───── Exercise inputs

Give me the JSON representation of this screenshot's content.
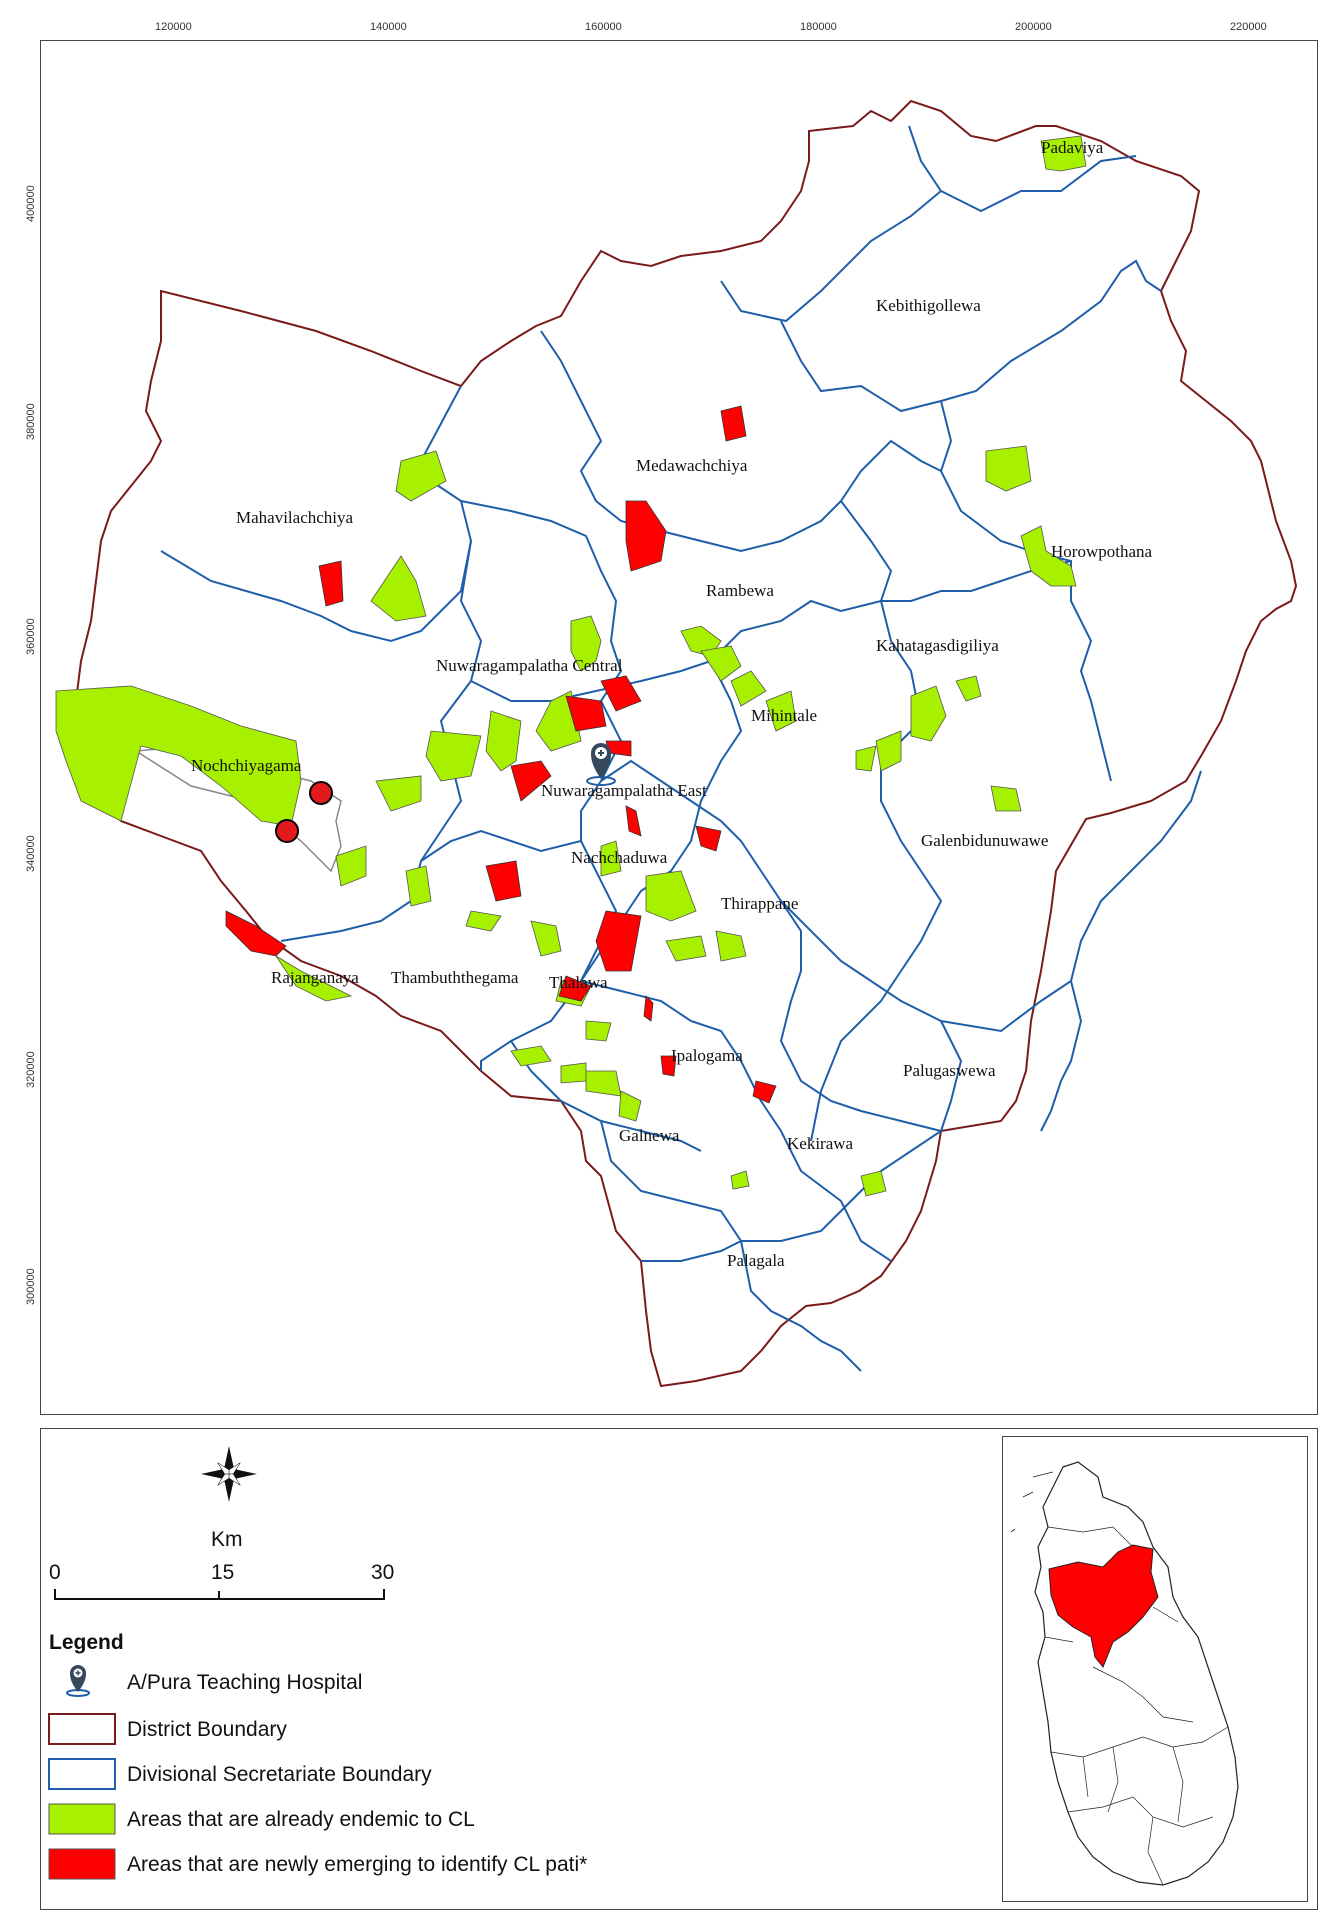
{
  "map": {
    "x_ticks": [
      "120000",
      "140000",
      "160000",
      "180000",
      "200000",
      "220000"
    ],
    "y_ticks": [
      "400000",
      "380000",
      "360000",
      "340000",
      "320000",
      "300000"
    ],
    "labels": {
      "padaviya": "Padaviya",
      "kebithigollewa": "Kebithigollewa",
      "medawachchiya": "Medawachchiya",
      "mahavilachchiya": "Mahavilachchiya",
      "horowpothana": "Horowpothana",
      "rambewa": "Rambewa",
      "kahatagasdigiliya": "Kahatagasdigiliya",
      "nuwaragampalatha_central": "Nuwaragampalatha Central",
      "nochchiyagama": "Nochchiyagama",
      "mihintale": "Mihintale",
      "nuwaragampalatha_east": "Nuwaragampalatha East",
      "galenbidunuwawe": "Galenbidunuwawe",
      "nachchaduwa": "Nachchaduwa",
      "thirappane": "Thirappane",
      "rajanganaya": "Rajanganaya",
      "thambuththegama": "Thambuththegama",
      "thalawa": "Thalawa",
      "ipalogama": "Ipalogama",
      "palugaswewa": "Palugaswewa",
      "galnewa": "Galnewa",
      "kekirawa": "Kekirawa",
      "palagala": "Palagala"
    }
  },
  "scale": {
    "unit": "Km",
    "ticks": [
      "0",
      "15",
      "30"
    ]
  },
  "legend": {
    "title": "Legend",
    "items": [
      {
        "label": "A/Pura Teaching Hospital",
        "symbol": "hospital-marker-icon"
      },
      {
        "label": "District Boundary",
        "color": "#7a1a1a"
      },
      {
        "label": "Divisional Secretariate Boundary",
        "color": "#1f5ea8"
      },
      {
        "label": "Areas that are already endemic to CL",
        "color": "#a6f000"
      },
      {
        "label": "Areas that are newly emerging to identify CL pati*",
        "color": "#ff0000"
      }
    ]
  },
  "colors": {
    "district": "#7a1a1a",
    "divisional": "#1f5ea8",
    "endemic": "#a6f000",
    "emerging": "#ff0000"
  }
}
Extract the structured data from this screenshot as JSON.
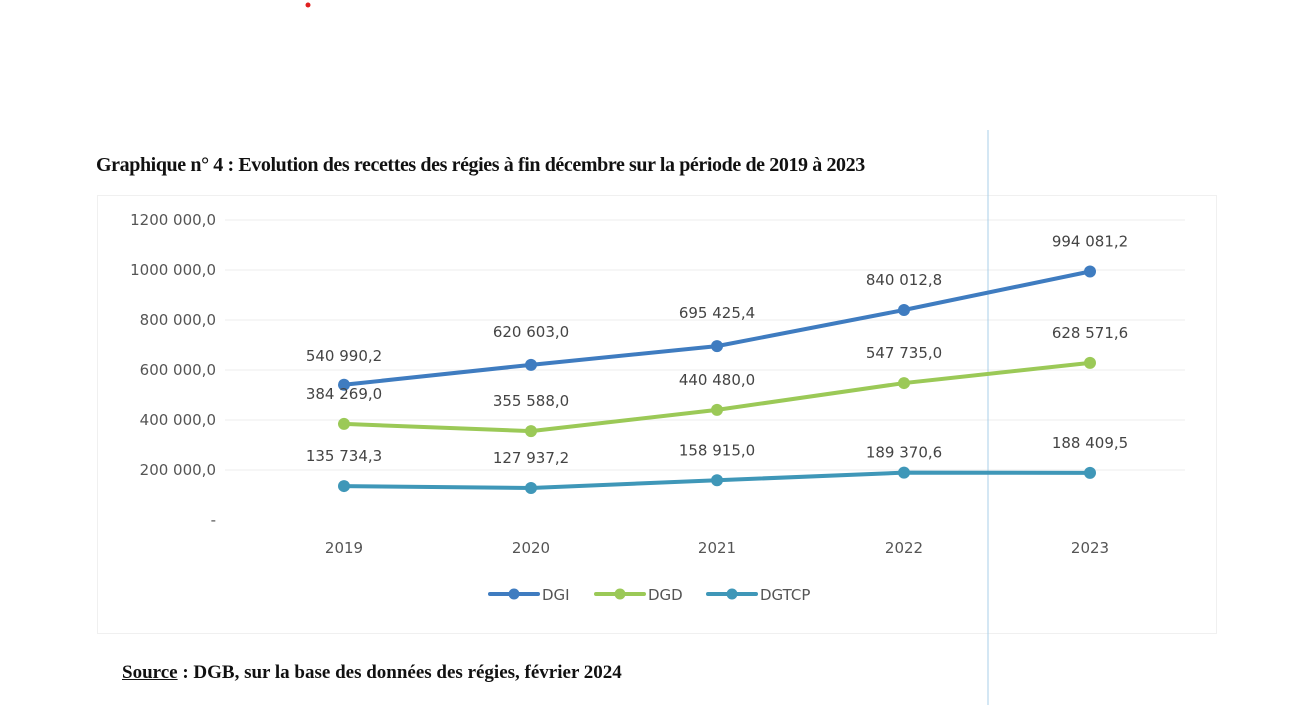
{
  "title": "Graphique n° 4 : Evolution des recettes des régies à fin décembre sur la période de 2019 à 2023",
  "source": {
    "label": "Source",
    "text": " : DGB, sur la base des données des régies, février 2024"
  },
  "chart_data": {
    "type": "line",
    "title": "Graphique n° 4 : Evolution des recettes des régies à fin décembre sur la période de 2019 à 2023",
    "categories": [
      "2019",
      "2020",
      "2021",
      "2022",
      "2023"
    ],
    "ylim": [
      0,
      1200000
    ],
    "yticks": [
      0,
      200000,
      400000,
      600000,
      800000,
      1000000,
      1200000
    ],
    "ytick_labels": [
      "-",
      "200 000,0",
      "400 000,0",
      "600 000,0",
      "800 000,0",
      "1000 000,0",
      "1200 000,0"
    ],
    "grid": true,
    "legend": "bottom",
    "series": [
      {
        "name": "DGI",
        "color": "#3f7cc0",
        "values": [
          540990.2,
          620603.0,
          695425.4,
          840012.8,
          994081.2
        ],
        "labels": [
          "540 990,2",
          "620 603,0",
          "695 425,4",
          "840 012,8",
          "994 081,2"
        ]
      },
      {
        "name": "DGD",
        "color": "#9bc957",
        "values": [
          384269.0,
          355588.0,
          440480.0,
          547735.0,
          628571.6
        ],
        "labels": [
          "384 269,0",
          "355 588,0",
          "440 480,0",
          "547 735,0",
          "628 571,6"
        ]
      },
      {
        "name": "DGTCP",
        "color": "#3f97b8",
        "values": [
          135734.3,
          127937.2,
          158915.0,
          189370.6,
          188409.5
        ],
        "labels": [
          "135 734,3",
          "127 937,2",
          "158 915,0",
          "189 370,6",
          "188 409,5"
        ]
      }
    ]
  }
}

──────────

Reproduce all of the material exactly, apart from the pictures.

» **Complete answer**:
Give me the JSON representation of this screenshot's content.
{
  "map": {
    "x_ticks": [
      "120000",
      "140000",
      "160000",
      "180000",
      "200000",
      "220000"
    ],
    "y_ticks": [
      "400000",
      "380000",
      "360000",
      "340000",
      "320000",
      "300000"
    ],
    "labels": {
      "padaviya": "Padaviya",
      "kebithigollewa": "Kebithigollewa",
      "medawachchiya": "Medawachchiya",
      "mahavilachchiya": "Mahavilachchiya",
      "horowpothana": "Horowpothana",
      "rambewa": "Rambewa",
      "kahatagasdigiliya": "Kahatagasdigiliya",
      "nuwaragampalatha_central": "Nuwaragampalatha Central",
      "nochchiyagama": "Nochchiyagama",
      "mihintale": "Mihintale",
      "nuwaragampalatha_east": "Nuwaragampalatha East",
      "galenbidunuwawe": "Galenbidunuwawe",
      "nachchaduwa": "Nachchaduwa",
      "thirappane": "Thirappane",
      "rajanganaya": "Rajanganaya",
      "thambuththegama": "Thambuththegama",
      "thalawa": "Thalawa",
      "ipalogama": "Ipalogama",
      "palugaswewa": "Palugaswewa",
      "galnewa": "Galnewa",
      "kekirawa": "Kekirawa",
      "palagala": "Palagala"
    }
  },
  "scale": {
    "unit": "Km",
    "ticks": [
      "0",
      "15",
      "30"
    ]
  },
  "legend": {
    "title": "Legend",
    "items": [
      {
        "label": "A/Pura Teaching Hospital",
        "symbol": "hospital-marker-icon"
      },
      {
        "label": "District Boundary",
        "color": "#7a1a1a"
      },
      {
        "label": "Divisional Secretariate Boundary",
        "color": "#1f5ea8"
      },
      {
        "label": "Areas that are already endemic to CL",
        "color": "#a6f000"
      },
      {
        "label": "Areas that are newly emerging to identify CL pati*",
        "color": "#ff0000"
      }
    ]
  },
  "colors": {
    "district": "#7a1a1a",
    "divisional": "#1f5ea8",
    "endemic": "#a6f000",
    "emerging": "#ff0000"
  }
}
Extract the structured data from this screenshot as JSON.
{
  "title": "Graphique n° 4 : Evolution des recettes des régies à fin décembre sur la période de 2019 à 2023",
  "source": {
    "label": "Source",
    "text": " : DGB, sur la base des données des régies, février 2024"
  },
  "chart_data": {
    "type": "line",
    "title": "Graphique n° 4 : Evolution des recettes des régies à fin décembre sur la période de 2019 à 2023",
    "categories": [
      "2019",
      "2020",
      "2021",
      "2022",
      "2023"
    ],
    "ylim": [
      0,
      1200000
    ],
    "yticks": [
      0,
      200000,
      400000,
      600000,
      800000,
      1000000,
      1200000
    ],
    "ytick_labels": [
      "-",
      "200 000,0",
      "400 000,0",
      "600 000,0",
      "800 000,0",
      "1000 000,0",
      "1200 000,0"
    ],
    "grid": true,
    "legend": "bottom",
    "series": [
      {
        "name": "DGI",
        "color": "#3f7cc0",
        "values": [
          540990.2,
          620603.0,
          695425.4,
          840012.8,
          994081.2
        ],
        "labels": [
          "540 990,2",
          "620 603,0",
          "695 425,4",
          "840 012,8",
          "994 081,2"
        ]
      },
      {
        "name": "DGD",
        "color": "#9bc957",
        "values": [
          384269.0,
          355588.0,
          440480.0,
          547735.0,
          628571.6
        ],
        "labels": [
          "384 269,0",
          "355 588,0",
          "440 480,0",
          "547 735,0",
          "628 571,6"
        ]
      },
      {
        "name": "DGTCP",
        "color": "#3f97b8",
        "values": [
          135734.3,
          127937.2,
          158915.0,
          189370.6,
          188409.5
        ],
        "labels": [
          "135 734,3",
          "127 937,2",
          "158 915,0",
          "189 370,6",
          "188 409,5"
        ]
      }
    ]
  }
}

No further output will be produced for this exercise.